Dataset entries on figures:
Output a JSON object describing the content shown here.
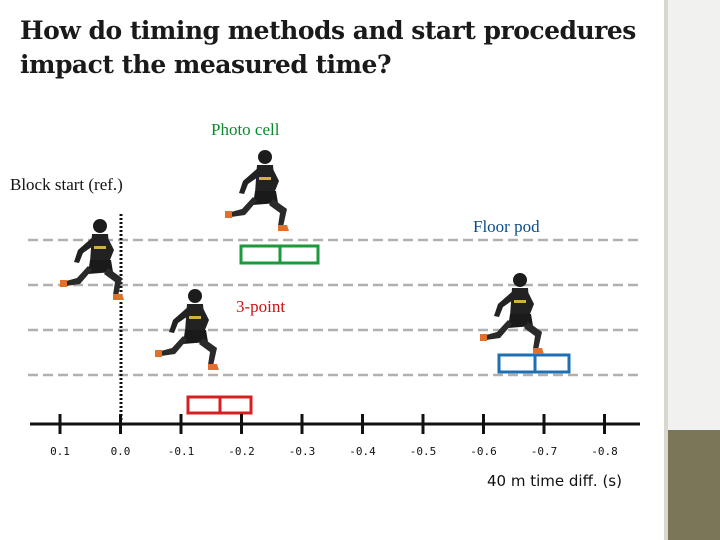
{
  "title": "How do timing methods and start procedures impact the measured time?",
  "labels": {
    "photo_cell": "Photo cell",
    "block_start": "Block start (ref.)",
    "floor_pod": "Floor pod",
    "three_point": "3-point"
  },
  "axis": {
    "title": "40 m time diff. (s)",
    "ticks": [
      "0.1",
      "0.0",
      "-0.1",
      "-0.2",
      "-0.3",
      "-0.4",
      "-0.5",
      "-0.6",
      "-0.7",
      "-0.8"
    ]
  },
  "colors": {
    "photo_cell": "#1a9a3a",
    "floor_pod": "#1f6fb2",
    "three_point": "#d42020",
    "reference": "#111111",
    "dashed": "#b0b0b0",
    "athlete": "#1c1c1c"
  },
  "icons": [
    "sprinter-figure"
  ]
}
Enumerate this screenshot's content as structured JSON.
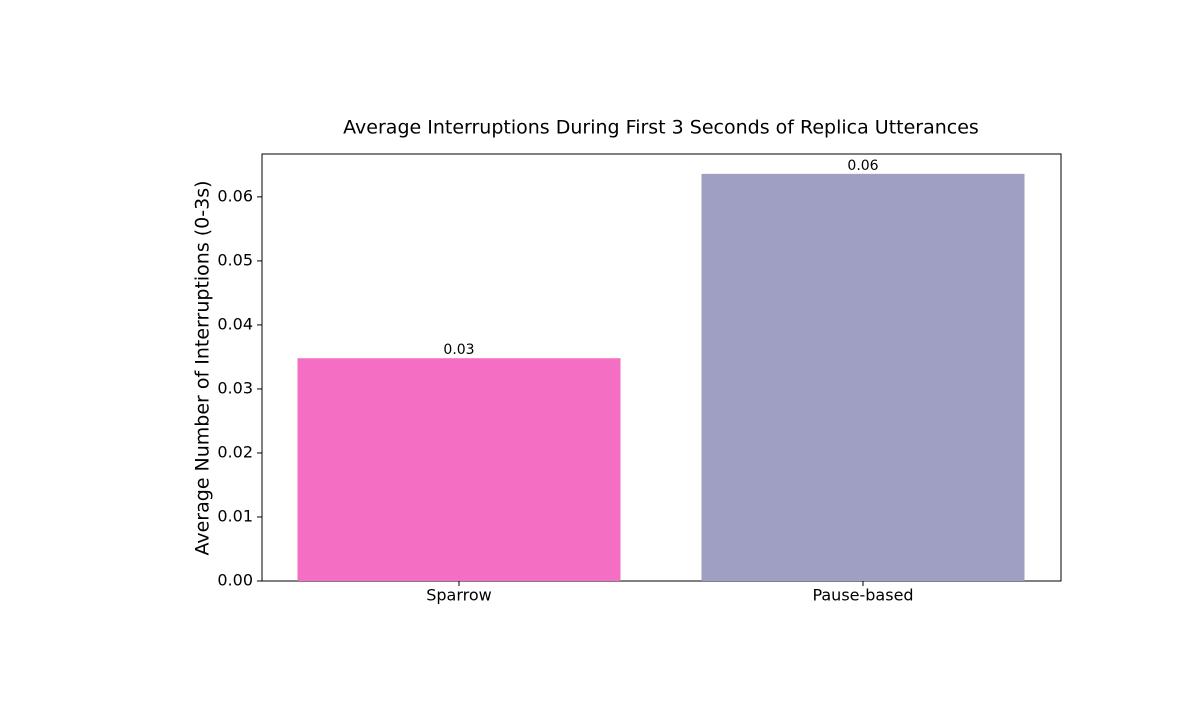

■ Description of the task: Pictures in the records above are not copied; print everything else exactly.

■ Result of this exercise:
Output a JSON object describing the content shown here.
{
  "title": "How do timing methods and start procedures impact the measured time?",
  "labels": {
    "photo_cell": "Photo cell",
    "block_start": "Block start (ref.)",
    "floor_pod": "Floor pod",
    "three_point": "3-point"
  },
  "axis": {
    "title": "40 m time diff. (s)",
    "ticks": [
      "0.1",
      "0.0",
      "-0.1",
      "-0.2",
      "-0.3",
      "-0.4",
      "-0.5",
      "-0.6",
      "-0.7",
      "-0.8"
    ]
  },
  "colors": {
    "photo_cell": "#1a9a3a",
    "floor_pod": "#1f6fb2",
    "three_point": "#d42020",
    "reference": "#111111",
    "dashed": "#b0b0b0",
    "athlete": "#1c1c1c"
  },
  "icons": [
    "sprinter-figure"
  ]
}
Enumerate this screenshot's content as structured JSON.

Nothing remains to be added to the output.